**PROBLEM DETAILS**
Leave out all pictures and retype exactly the lines from the one with "Serialize everything readable" through the last line of the material.

**ROWS**
┄┄┄┄┄┄
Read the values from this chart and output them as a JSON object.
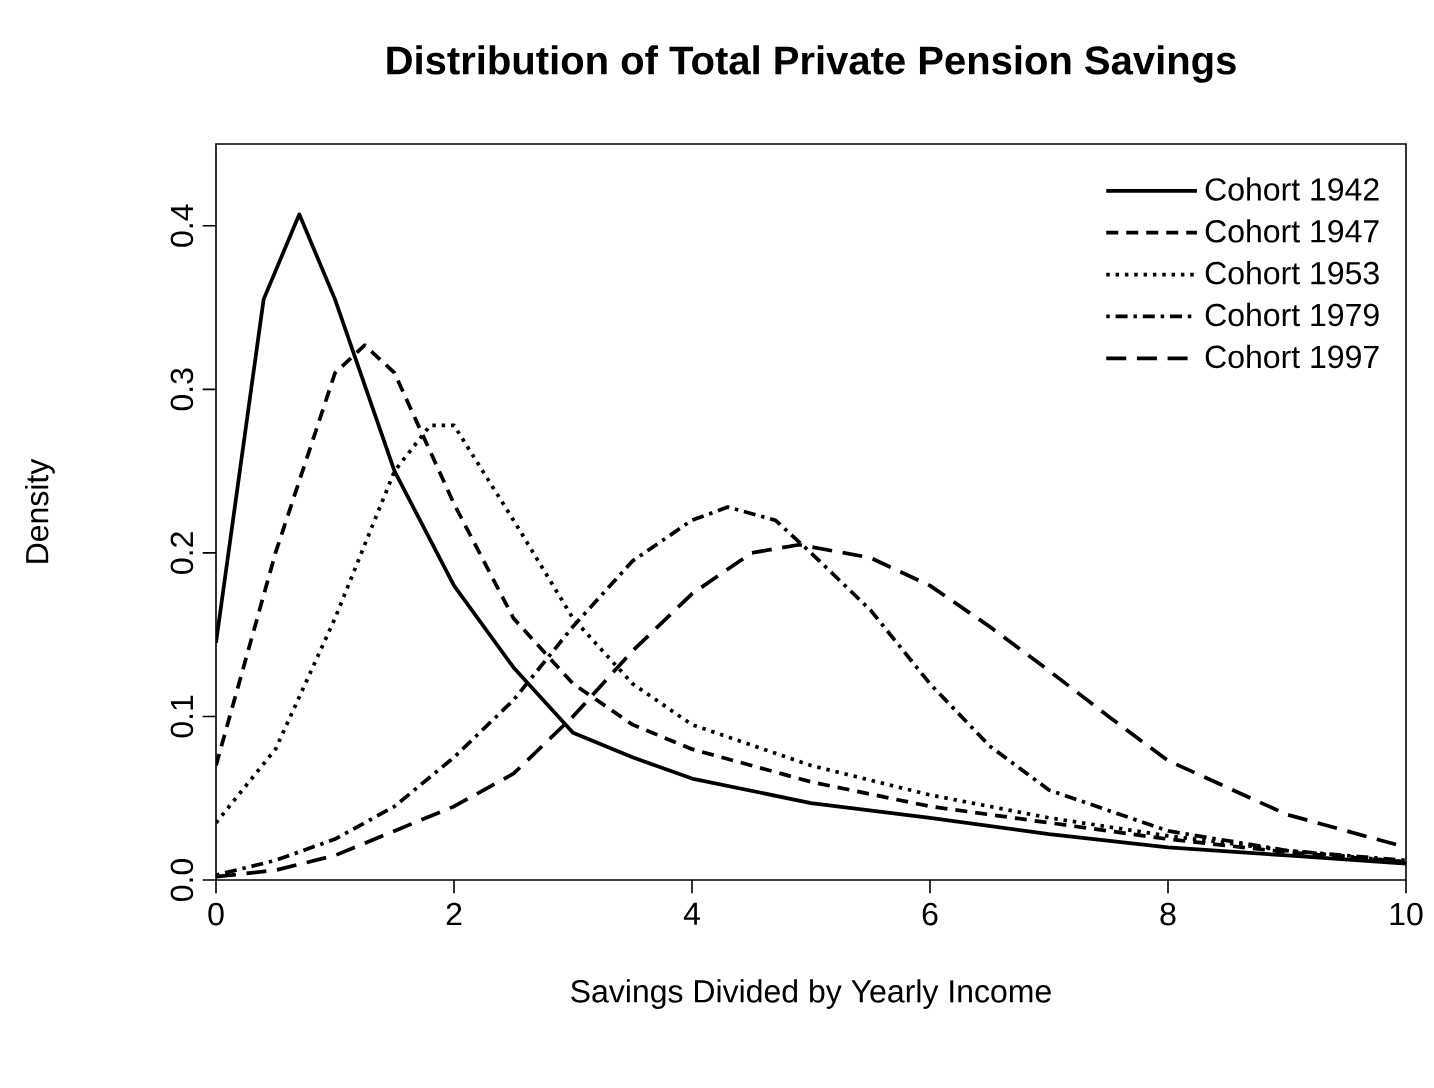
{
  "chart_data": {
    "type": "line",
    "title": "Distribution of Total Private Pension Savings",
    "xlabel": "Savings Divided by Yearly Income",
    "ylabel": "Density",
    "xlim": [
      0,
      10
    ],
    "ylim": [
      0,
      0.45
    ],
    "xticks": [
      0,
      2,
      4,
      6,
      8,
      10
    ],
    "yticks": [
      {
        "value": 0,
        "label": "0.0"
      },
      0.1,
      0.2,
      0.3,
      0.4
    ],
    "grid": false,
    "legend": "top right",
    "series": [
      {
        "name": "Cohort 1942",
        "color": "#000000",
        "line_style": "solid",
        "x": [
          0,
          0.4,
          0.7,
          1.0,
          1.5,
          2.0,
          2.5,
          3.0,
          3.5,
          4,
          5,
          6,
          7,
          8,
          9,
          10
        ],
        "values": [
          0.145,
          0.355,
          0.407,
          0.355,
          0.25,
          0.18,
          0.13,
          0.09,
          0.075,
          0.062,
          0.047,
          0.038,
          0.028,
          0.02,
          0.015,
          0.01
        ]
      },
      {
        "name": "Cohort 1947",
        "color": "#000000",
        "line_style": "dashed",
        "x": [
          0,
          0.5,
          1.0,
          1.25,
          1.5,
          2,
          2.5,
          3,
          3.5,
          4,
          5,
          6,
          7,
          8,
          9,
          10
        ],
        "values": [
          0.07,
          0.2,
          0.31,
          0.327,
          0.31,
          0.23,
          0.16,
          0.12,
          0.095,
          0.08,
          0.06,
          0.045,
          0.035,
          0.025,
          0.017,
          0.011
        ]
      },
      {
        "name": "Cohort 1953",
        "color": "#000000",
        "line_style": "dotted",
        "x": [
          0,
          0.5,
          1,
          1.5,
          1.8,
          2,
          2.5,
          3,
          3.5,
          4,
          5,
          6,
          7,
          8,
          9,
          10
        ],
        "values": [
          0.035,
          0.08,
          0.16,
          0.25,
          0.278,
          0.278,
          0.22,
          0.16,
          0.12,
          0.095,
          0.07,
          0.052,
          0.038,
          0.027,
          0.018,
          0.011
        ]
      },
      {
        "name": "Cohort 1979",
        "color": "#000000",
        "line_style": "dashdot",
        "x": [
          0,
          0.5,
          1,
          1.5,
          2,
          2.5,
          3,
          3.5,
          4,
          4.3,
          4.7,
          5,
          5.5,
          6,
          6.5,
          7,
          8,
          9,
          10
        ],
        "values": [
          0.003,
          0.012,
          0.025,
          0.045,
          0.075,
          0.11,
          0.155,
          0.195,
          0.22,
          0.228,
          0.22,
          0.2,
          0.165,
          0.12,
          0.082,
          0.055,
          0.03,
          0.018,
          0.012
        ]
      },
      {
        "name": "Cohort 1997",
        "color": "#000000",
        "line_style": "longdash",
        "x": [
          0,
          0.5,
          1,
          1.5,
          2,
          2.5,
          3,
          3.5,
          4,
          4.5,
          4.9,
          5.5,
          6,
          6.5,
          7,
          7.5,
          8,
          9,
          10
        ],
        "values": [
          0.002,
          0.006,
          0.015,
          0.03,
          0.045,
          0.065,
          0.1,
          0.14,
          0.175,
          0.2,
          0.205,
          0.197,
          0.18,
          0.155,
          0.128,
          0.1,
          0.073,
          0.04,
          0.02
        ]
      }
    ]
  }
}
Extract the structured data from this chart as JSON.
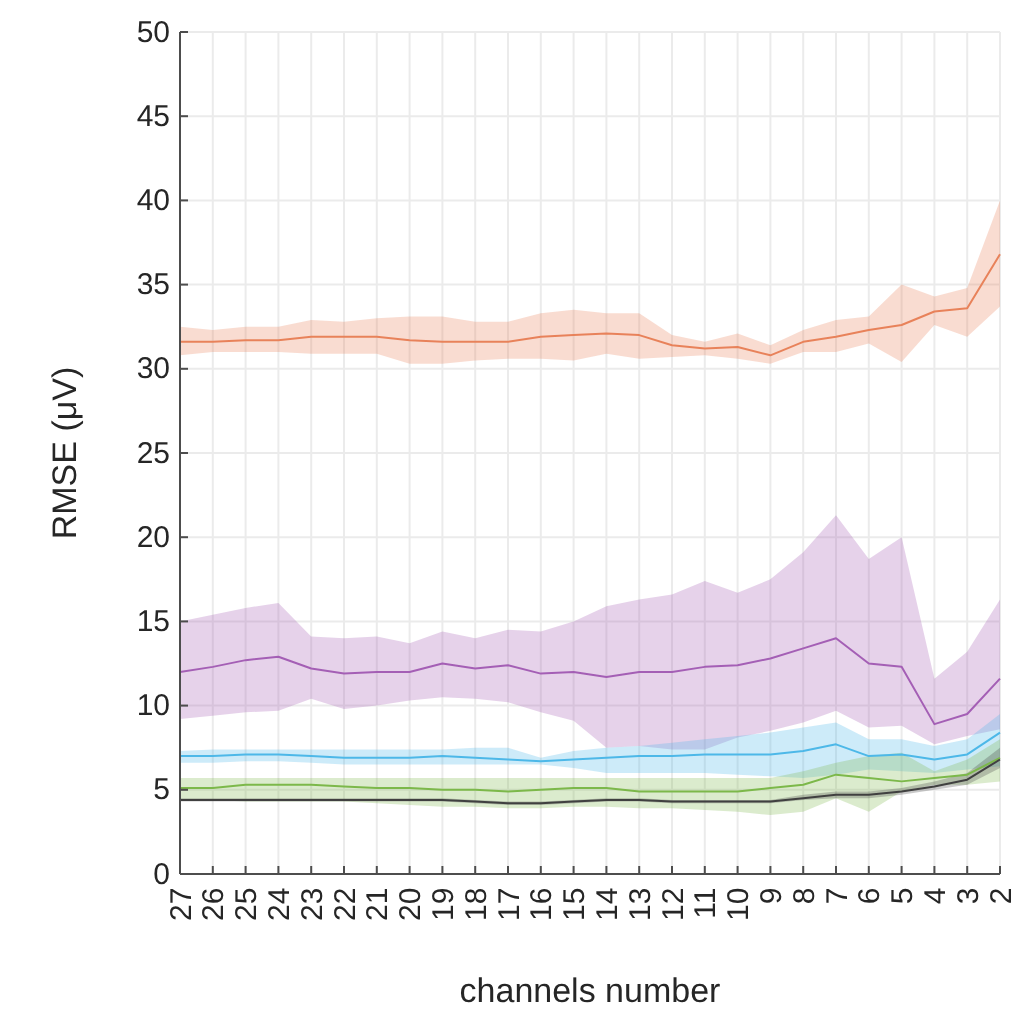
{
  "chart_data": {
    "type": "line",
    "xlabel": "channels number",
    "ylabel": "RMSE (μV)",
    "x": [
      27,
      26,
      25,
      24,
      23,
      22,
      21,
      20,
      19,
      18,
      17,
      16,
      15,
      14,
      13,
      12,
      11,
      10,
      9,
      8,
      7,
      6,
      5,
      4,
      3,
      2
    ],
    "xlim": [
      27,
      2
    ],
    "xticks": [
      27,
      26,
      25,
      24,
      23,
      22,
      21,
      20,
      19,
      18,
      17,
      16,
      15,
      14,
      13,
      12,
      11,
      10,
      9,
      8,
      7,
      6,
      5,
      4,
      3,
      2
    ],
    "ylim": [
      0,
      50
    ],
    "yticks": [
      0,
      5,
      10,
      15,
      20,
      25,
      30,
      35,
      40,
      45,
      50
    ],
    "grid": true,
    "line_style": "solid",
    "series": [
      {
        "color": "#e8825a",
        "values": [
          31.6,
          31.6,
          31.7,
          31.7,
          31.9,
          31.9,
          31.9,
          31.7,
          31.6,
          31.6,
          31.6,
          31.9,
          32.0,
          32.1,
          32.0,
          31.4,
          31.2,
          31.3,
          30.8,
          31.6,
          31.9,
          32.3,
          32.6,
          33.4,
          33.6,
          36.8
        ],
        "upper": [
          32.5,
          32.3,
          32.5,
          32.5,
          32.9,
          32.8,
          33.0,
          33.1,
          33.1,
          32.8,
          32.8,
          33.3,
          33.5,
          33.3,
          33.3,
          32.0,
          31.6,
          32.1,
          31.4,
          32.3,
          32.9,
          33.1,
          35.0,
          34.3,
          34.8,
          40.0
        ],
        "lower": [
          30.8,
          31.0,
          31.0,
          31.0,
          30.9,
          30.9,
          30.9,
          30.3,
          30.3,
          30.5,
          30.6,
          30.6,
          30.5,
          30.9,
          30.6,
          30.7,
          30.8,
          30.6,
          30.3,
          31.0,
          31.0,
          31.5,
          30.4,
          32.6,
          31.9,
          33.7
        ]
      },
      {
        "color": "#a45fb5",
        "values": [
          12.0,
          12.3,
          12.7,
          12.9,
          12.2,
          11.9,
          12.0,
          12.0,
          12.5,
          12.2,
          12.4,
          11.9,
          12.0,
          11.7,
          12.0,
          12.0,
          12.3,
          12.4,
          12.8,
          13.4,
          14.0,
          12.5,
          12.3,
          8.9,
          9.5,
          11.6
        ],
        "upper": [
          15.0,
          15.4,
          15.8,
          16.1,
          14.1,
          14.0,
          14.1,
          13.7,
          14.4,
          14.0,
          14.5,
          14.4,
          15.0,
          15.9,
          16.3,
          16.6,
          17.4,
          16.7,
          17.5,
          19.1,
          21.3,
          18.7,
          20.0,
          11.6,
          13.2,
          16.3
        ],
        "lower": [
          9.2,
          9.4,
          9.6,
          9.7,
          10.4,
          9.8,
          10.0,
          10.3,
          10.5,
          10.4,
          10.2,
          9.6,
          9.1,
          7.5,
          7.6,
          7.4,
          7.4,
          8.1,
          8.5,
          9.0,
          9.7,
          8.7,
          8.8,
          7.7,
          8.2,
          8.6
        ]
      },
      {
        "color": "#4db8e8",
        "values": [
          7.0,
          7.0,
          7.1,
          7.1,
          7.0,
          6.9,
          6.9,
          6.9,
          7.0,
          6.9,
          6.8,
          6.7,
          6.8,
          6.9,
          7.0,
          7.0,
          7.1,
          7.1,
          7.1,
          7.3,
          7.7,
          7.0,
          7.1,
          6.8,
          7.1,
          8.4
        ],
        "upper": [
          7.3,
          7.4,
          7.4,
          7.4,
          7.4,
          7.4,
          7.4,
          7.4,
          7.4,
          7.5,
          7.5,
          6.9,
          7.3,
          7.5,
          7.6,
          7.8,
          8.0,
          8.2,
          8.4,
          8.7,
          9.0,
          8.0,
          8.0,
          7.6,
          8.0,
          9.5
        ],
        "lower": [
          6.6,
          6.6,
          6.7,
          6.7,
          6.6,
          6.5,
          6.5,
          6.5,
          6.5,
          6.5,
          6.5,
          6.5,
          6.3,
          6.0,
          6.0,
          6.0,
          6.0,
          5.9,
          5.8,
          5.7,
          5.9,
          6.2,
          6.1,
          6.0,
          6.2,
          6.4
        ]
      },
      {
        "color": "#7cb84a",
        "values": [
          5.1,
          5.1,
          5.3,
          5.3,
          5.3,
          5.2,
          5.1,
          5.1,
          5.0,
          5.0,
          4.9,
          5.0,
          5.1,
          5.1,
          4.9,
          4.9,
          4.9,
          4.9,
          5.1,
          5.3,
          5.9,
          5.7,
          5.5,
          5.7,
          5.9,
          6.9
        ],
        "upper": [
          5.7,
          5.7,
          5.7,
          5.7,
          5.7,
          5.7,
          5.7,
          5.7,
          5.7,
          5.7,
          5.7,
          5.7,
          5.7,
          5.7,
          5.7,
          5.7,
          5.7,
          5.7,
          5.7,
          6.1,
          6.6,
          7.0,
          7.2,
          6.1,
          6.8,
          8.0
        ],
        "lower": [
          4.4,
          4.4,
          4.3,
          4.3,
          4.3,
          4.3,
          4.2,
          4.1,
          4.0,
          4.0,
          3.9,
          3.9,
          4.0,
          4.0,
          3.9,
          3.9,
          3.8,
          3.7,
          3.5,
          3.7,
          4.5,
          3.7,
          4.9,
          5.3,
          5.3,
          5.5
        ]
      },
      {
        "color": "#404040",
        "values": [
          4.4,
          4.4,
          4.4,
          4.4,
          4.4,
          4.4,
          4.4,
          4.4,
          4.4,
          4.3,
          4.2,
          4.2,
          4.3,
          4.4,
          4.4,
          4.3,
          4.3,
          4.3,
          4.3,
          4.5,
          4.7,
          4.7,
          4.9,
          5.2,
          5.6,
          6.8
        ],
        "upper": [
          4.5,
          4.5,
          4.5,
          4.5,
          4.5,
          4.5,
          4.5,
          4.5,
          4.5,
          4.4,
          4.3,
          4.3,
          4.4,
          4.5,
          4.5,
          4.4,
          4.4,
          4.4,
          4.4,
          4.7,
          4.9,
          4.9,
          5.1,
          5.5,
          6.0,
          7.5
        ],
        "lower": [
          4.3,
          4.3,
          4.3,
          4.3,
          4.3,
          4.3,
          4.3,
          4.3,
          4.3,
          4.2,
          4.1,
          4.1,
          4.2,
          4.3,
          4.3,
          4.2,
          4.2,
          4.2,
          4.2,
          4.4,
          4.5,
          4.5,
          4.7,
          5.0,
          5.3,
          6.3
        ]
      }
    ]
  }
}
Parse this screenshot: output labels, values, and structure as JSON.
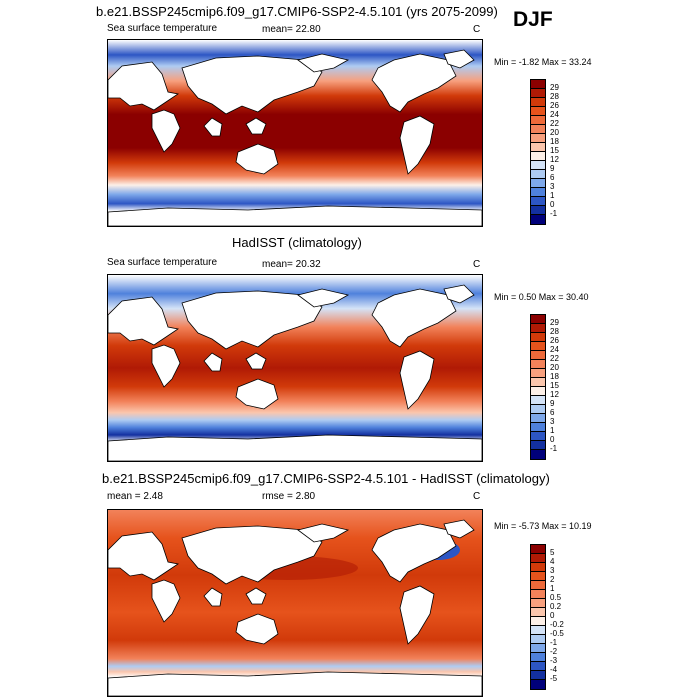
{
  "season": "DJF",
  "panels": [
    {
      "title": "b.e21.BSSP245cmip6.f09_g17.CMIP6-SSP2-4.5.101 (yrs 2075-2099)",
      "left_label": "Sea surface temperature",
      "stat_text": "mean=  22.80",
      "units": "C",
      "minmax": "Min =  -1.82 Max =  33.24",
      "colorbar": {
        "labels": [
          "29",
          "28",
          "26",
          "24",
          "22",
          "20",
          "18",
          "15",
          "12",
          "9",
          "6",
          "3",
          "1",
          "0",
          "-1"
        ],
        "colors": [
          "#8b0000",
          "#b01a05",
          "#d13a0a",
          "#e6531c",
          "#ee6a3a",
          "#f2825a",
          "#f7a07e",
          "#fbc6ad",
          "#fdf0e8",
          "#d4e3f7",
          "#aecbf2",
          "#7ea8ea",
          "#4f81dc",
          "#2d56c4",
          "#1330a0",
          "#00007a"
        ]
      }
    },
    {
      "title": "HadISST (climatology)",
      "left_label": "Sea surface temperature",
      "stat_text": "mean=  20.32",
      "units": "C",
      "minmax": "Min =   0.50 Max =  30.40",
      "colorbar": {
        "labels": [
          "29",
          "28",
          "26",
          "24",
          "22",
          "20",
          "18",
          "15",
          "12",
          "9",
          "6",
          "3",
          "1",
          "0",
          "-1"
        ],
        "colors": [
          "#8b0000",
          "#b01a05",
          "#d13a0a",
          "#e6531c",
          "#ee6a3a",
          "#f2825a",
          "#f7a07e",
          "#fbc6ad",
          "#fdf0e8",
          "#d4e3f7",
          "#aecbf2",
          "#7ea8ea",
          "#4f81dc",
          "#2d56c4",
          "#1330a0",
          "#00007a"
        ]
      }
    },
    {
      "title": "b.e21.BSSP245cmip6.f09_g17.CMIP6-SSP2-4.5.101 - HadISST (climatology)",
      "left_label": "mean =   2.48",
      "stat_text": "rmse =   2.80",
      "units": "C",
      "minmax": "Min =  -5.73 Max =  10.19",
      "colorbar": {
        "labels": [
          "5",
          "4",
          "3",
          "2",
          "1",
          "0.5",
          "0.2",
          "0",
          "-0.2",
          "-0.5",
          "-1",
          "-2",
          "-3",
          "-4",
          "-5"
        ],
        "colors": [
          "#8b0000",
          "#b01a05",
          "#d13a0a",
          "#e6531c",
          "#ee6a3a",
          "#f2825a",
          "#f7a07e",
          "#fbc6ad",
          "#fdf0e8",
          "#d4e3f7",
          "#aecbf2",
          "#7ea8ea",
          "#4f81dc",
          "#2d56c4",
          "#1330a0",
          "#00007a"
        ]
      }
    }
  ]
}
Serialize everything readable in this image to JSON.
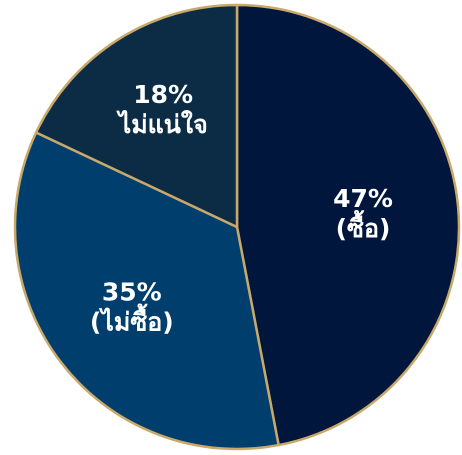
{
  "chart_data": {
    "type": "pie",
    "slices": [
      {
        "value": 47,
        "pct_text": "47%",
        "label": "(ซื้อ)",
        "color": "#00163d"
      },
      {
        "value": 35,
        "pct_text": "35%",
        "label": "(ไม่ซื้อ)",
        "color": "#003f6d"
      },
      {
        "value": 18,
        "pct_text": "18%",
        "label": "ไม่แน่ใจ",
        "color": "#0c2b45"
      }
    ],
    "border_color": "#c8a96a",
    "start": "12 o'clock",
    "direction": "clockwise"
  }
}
┄┄┄┄┄┄
**SOLUTION**
Serialize everything readable in this image to JSON.
{
  "chart_data": {
    "type": "pie",
    "slices": [
      {
        "value": 47,
        "pct_text": "47%",
        "label": "(ซื้อ)",
        "color": "#00163d"
      },
      {
        "value": 35,
        "pct_text": "35%",
        "label": "(ไม่ซื้อ)",
        "color": "#003f6d"
      },
      {
        "value": 18,
        "pct_text": "18%",
        "label": "ไม่แน่ใจ",
        "color": "#0c2b45"
      }
    ],
    "border_color": "#c8a96a",
    "start": "12 o'clock",
    "direction": "clockwise"
  }
}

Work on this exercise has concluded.